### What you need to do
Repeat every record exactly, but keep images out of the copy.

### Records supplied
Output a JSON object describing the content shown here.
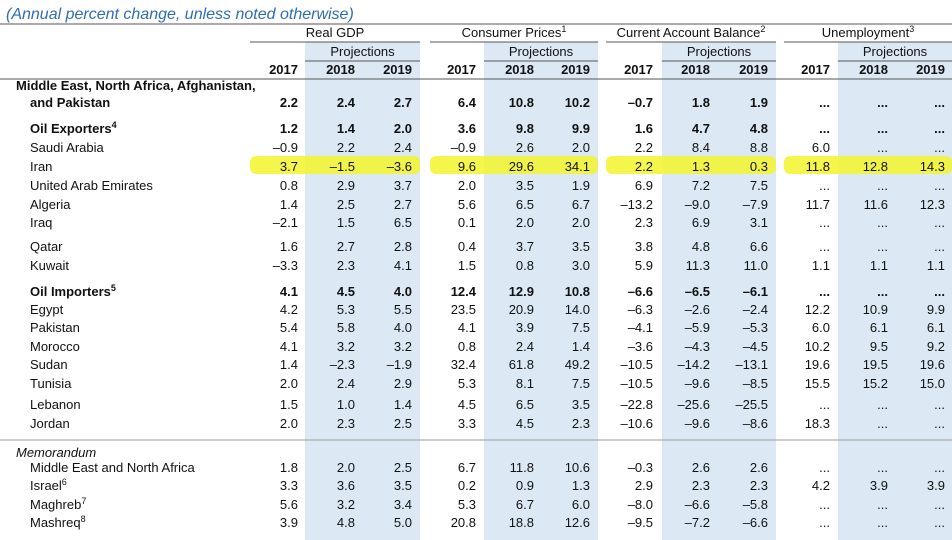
{
  "subtitle": "(Annual percent change, unless noted otherwise)",
  "groups": [
    {
      "label": "Real GDP",
      "projections": "Projections",
      "years": [
        "2017",
        "2018",
        "2019"
      ]
    },
    {
      "label": "Consumer Prices",
      "note": "1",
      "projections": "Projections",
      "years": [
        "2017",
        "2018",
        "2019"
      ]
    },
    {
      "label": "Current Account Balance",
      "note": "2",
      "projections": "Projections",
      "years": [
        "2017",
        "2018",
        "2019"
      ]
    },
    {
      "label": "Unemployment",
      "note": "3",
      "projections": "Projections",
      "years": [
        "2017",
        "2018",
        "2019"
      ]
    }
  ],
  "sections": [
    {
      "rows": [
        {
          "label": "Middle East, North Africa, Afghanistan,",
          "label_cont": "and Pakistan",
          "bold": true,
          "values": [
            "2.2",
            "2.4",
            "2.7",
            "6.4",
            "10.8",
            "10.2",
            "–0.7",
            "1.8",
            "1.9",
            "...",
            "...",
            "..."
          ]
        },
        {
          "label": "Oil Exporters",
          "note": "4",
          "bold": true,
          "values": [
            "1.2",
            "1.4",
            "2.0",
            "3.6",
            "9.8",
            "9.9",
            "1.6",
            "4.7",
            "4.8",
            "...",
            "...",
            "..."
          ]
        },
        {
          "label": "Saudi Arabia",
          "values": [
            "–0.9",
            "2.2",
            "2.4",
            "–0.9",
            "2.6",
            "2.0",
            "2.2",
            "8.4",
            "8.8",
            "6.0",
            "...",
            "..."
          ]
        },
        {
          "label": "Iran",
          "highlight": true,
          "values": [
            "3.7",
            "–1.5",
            "–3.6",
            "9.6",
            "29.6",
            "34.1",
            "2.2",
            "1.3",
            "0.3",
            "11.8",
            "12.8",
            "14.3"
          ]
        },
        {
          "label": "United Arab Emirates",
          "values": [
            "0.8",
            "2.9",
            "3.7",
            "2.0",
            "3.5",
            "1.9",
            "6.9",
            "7.2",
            "7.5",
            "...",
            "...",
            "..."
          ]
        },
        {
          "label": "Algeria",
          "values": [
            "1.4",
            "2.5",
            "2.7",
            "5.6",
            "6.5",
            "6.7",
            "–13.2",
            "–9.0",
            "–7.9",
            "11.7",
            "11.6",
            "12.3"
          ]
        },
        {
          "label": "Iraq",
          "values": [
            "–2.1",
            "1.5",
            "6.5",
            "0.1",
            "2.0",
            "2.0",
            "2.3",
            "6.9",
            "3.1",
            "...",
            "...",
            "..."
          ]
        },
        {
          "label": "Qatar",
          "values": [
            "1.6",
            "2.7",
            "2.8",
            "0.4",
            "3.7",
            "3.5",
            "3.8",
            "4.8",
            "6.6",
            "...",
            "...",
            "..."
          ]
        },
        {
          "label": "Kuwait",
          "values": [
            "–3.3",
            "2.3",
            "4.1",
            "1.5",
            "0.8",
            "3.0",
            "5.9",
            "11.3",
            "11.0",
            "1.1",
            "1.1",
            "1.1"
          ]
        },
        {
          "label": "Oil Importers",
          "note": "5",
          "bold": true,
          "values": [
            "4.1",
            "4.5",
            "4.0",
            "12.4",
            "12.9",
            "10.8",
            "–6.6",
            "–6.5",
            "–6.1",
            "...",
            "...",
            "..."
          ]
        },
        {
          "label": "Egypt",
          "values": [
            "4.2",
            "5.3",
            "5.5",
            "23.5",
            "20.9",
            "14.0",
            "–6.3",
            "–2.6",
            "–2.4",
            "12.2",
            "10.9",
            "9.9"
          ]
        },
        {
          "label": "Pakistan",
          "values": [
            "5.4",
            "5.8",
            "4.0",
            "4.1",
            "3.9",
            "7.5",
            "–4.1",
            "–5.9",
            "–5.3",
            "6.0",
            "6.1",
            "6.1"
          ]
        },
        {
          "label": "Morocco",
          "values": [
            "4.1",
            "3.2",
            "3.2",
            "0.8",
            "2.4",
            "1.4",
            "–3.6",
            "–4.3",
            "–4.5",
            "10.2",
            "9.5",
            "9.2"
          ]
        },
        {
          "label": "Sudan",
          "values": [
            "1.4",
            "–2.3",
            "–1.9",
            "32.4",
            "61.8",
            "49.2",
            "–10.5",
            "–14.2",
            "–13.1",
            "19.6",
            "19.5",
            "19.6"
          ]
        },
        {
          "label": "Tunisia",
          "values": [
            "2.0",
            "2.4",
            "2.9",
            "5.3",
            "8.1",
            "7.5",
            "–10.5",
            "–9.6",
            "–8.5",
            "15.5",
            "15.2",
            "15.0"
          ]
        },
        {
          "label": "Lebanon",
          "values": [
            "1.5",
            "1.0",
            "1.4",
            "4.5",
            "6.5",
            "3.5",
            "–22.8",
            "–25.6",
            "–25.5",
            "...",
            "...",
            "..."
          ]
        },
        {
          "label": "Jordan",
          "values": [
            "2.0",
            "2.3",
            "2.5",
            "3.3",
            "4.5",
            "2.3",
            "–10.6",
            "–9.6",
            "–8.6",
            "18.3",
            "...",
            "..."
          ]
        }
      ]
    },
    {
      "heading": "Memorandum",
      "rows": [
        {
          "label": "Middle East and North Africa",
          "values": [
            "1.8",
            "2.0",
            "2.5",
            "6.7",
            "11.8",
            "10.6",
            "–0.3",
            "2.6",
            "2.6",
            "...",
            "...",
            "..."
          ]
        },
        {
          "label": "Israel",
          "note": "6",
          "values": [
            "3.3",
            "3.6",
            "3.5",
            "0.2",
            "0.9",
            "1.3",
            "2.9",
            "2.3",
            "2.3",
            "4.2",
            "3.9",
            "3.9"
          ]
        },
        {
          "label": "Maghreb",
          "note": "7",
          "values": [
            "5.6",
            "3.2",
            "3.4",
            "5.3",
            "6.7",
            "6.0",
            "–8.0",
            "–6.6",
            "–5.8",
            "...",
            "...",
            "..."
          ]
        },
        {
          "label": "Mashreq",
          "note": "8",
          "values": [
            "3.9",
            "4.8",
            "5.0",
            "20.8",
            "18.8",
            "12.6",
            "–9.5",
            "–7.2",
            "–6.6",
            "...",
            "...",
            "..."
          ]
        }
      ]
    }
  ]
}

### Finished answer
Output a JSON object describing the content shown here.
{
  "subtitle": "(Annual percent change, unless noted otherwise)",
  "groups": [
    {
      "label": "Real GDP",
      "projections": "Projections",
      "years": [
        "2017",
        "2018",
        "2019"
      ]
    },
    {
      "label": "Consumer Prices",
      "note": "1",
      "projections": "Projections",
      "years": [
        "2017",
        "2018",
        "2019"
      ]
    },
    {
      "label": "Current Account Balance",
      "note": "2",
      "projections": "Projections",
      "years": [
        "2017",
        "2018",
        "2019"
      ]
    },
    {
      "label": "Unemployment",
      "note": "3",
      "projections": "Projections",
      "years": [
        "2017",
        "2018",
        "2019"
      ]
    }
  ],
  "sections": [
    {
      "rows": [
        {
          "label": "Middle East, North Africa, Afghanistan,",
          "label_cont": "and Pakistan",
          "bold": true,
          "values": [
            "2.2",
            "2.4",
            "2.7",
            "6.4",
            "10.8",
            "10.2",
            "–0.7",
            "1.8",
            "1.9",
            "...",
            "...",
            "..."
          ]
        },
        {
          "label": "Oil Exporters",
          "note": "4",
          "bold": true,
          "values": [
            "1.2",
            "1.4",
            "2.0",
            "3.6",
            "9.8",
            "9.9",
            "1.6",
            "4.7",
            "4.8",
            "...",
            "...",
            "..."
          ]
        },
        {
          "label": "Saudi Arabia",
          "values": [
            "–0.9",
            "2.2",
            "2.4",
            "–0.9",
            "2.6",
            "2.0",
            "2.2",
            "8.4",
            "8.8",
            "6.0",
            "...",
            "..."
          ]
        },
        {
          "label": "Iran",
          "highlight": true,
          "values": [
            "3.7",
            "–1.5",
            "–3.6",
            "9.6",
            "29.6",
            "34.1",
            "2.2",
            "1.3",
            "0.3",
            "11.8",
            "12.8",
            "14.3"
          ]
        },
        {
          "label": "United Arab Emirates",
          "values": [
            "0.8",
            "2.9",
            "3.7",
            "2.0",
            "3.5",
            "1.9",
            "6.9",
            "7.2",
            "7.5",
            "...",
            "...",
            "..."
          ]
        },
        {
          "label": "Algeria",
          "values": [
            "1.4",
            "2.5",
            "2.7",
            "5.6",
            "6.5",
            "6.7",
            "–13.2",
            "–9.0",
            "–7.9",
            "11.7",
            "11.6",
            "12.3"
          ]
        },
        {
          "label": "Iraq",
          "values": [
            "–2.1",
            "1.5",
            "6.5",
            "0.1",
            "2.0",
            "2.0",
            "2.3",
            "6.9",
            "3.1",
            "...",
            "...",
            "..."
          ]
        },
        {
          "label": "Qatar",
          "values": [
            "1.6",
            "2.7",
            "2.8",
            "0.4",
            "3.7",
            "3.5",
            "3.8",
            "4.8",
            "6.6",
            "...",
            "...",
            "..."
          ]
        },
        {
          "label": "Kuwait",
          "values": [
            "–3.3",
            "2.3",
            "4.1",
            "1.5",
            "0.8",
            "3.0",
            "5.9",
            "11.3",
            "11.0",
            "1.1",
            "1.1",
            "1.1"
          ]
        },
        {
          "label": "Oil Importers",
          "note": "5",
          "bold": true,
          "values": [
            "4.1",
            "4.5",
            "4.0",
            "12.4",
            "12.9",
            "10.8",
            "–6.6",
            "–6.5",
            "–6.1",
            "...",
            "...",
            "..."
          ]
        },
        {
          "label": "Egypt",
          "values": [
            "4.2",
            "5.3",
            "5.5",
            "23.5",
            "20.9",
            "14.0",
            "–6.3",
            "–2.6",
            "–2.4",
            "12.2",
            "10.9",
            "9.9"
          ]
        },
        {
          "label": "Pakistan",
          "values": [
            "5.4",
            "5.8",
            "4.0",
            "4.1",
            "3.9",
            "7.5",
            "–4.1",
            "–5.9",
            "–5.3",
            "6.0",
            "6.1",
            "6.1"
          ]
        },
        {
          "label": "Morocco",
          "values": [
            "4.1",
            "3.2",
            "3.2",
            "0.8",
            "2.4",
            "1.4",
            "–3.6",
            "–4.3",
            "–4.5",
            "10.2",
            "9.5",
            "9.2"
          ]
        },
        {
          "label": "Sudan",
          "values": [
            "1.4",
            "–2.3",
            "–1.9",
            "32.4",
            "61.8",
            "49.2",
            "–10.5",
            "–14.2",
            "–13.1",
            "19.6",
            "19.5",
            "19.6"
          ]
        },
        {
          "label": "Tunisia",
          "values": [
            "2.0",
            "2.4",
            "2.9",
            "5.3",
            "8.1",
            "7.5",
            "–10.5",
            "–9.6",
            "–8.5",
            "15.5",
            "15.2",
            "15.0"
          ]
        },
        {
          "label": "Lebanon",
          "values": [
            "1.5",
            "1.0",
            "1.4",
            "4.5",
            "6.5",
            "3.5",
            "–22.8",
            "–25.6",
            "–25.5",
            "...",
            "...",
            "..."
          ]
        },
        {
          "label": "Jordan",
          "values": [
            "2.0",
            "2.3",
            "2.5",
            "3.3",
            "4.5",
            "2.3",
            "–10.6",
            "–9.6",
            "–8.6",
            "18.3",
            "...",
            "..."
          ]
        }
      ]
    },
    {
      "heading": "Memorandum",
      "rows": [
        {
          "label": "Middle East and North Africa",
          "values": [
            "1.8",
            "2.0",
            "2.5",
            "6.7",
            "11.8",
            "10.6",
            "–0.3",
            "2.6",
            "2.6",
            "...",
            "...",
            "..."
          ]
        },
        {
          "label": "Israel",
          "note": "6",
          "values": [
            "3.3",
            "3.6",
            "3.5",
            "0.2",
            "0.9",
            "1.3",
            "2.9",
            "2.3",
            "2.3",
            "4.2",
            "3.9",
            "3.9"
          ]
        },
        {
          "label": "Maghreb",
          "note": "7",
          "values": [
            "5.6",
            "3.2",
            "3.4",
            "5.3",
            "6.7",
            "6.0",
            "–8.0",
            "–6.6",
            "–5.8",
            "...",
            "...",
            "..."
          ]
        },
        {
          "label": "Mashreq",
          "note": "8",
          "values": [
            "3.9",
            "4.8",
            "5.0",
            "20.8",
            "18.8",
            "12.6",
            "–9.5",
            "–7.2",
            "–6.6",
            "...",
            "...",
            "..."
          ]
        }
      ]
    }
  ]
}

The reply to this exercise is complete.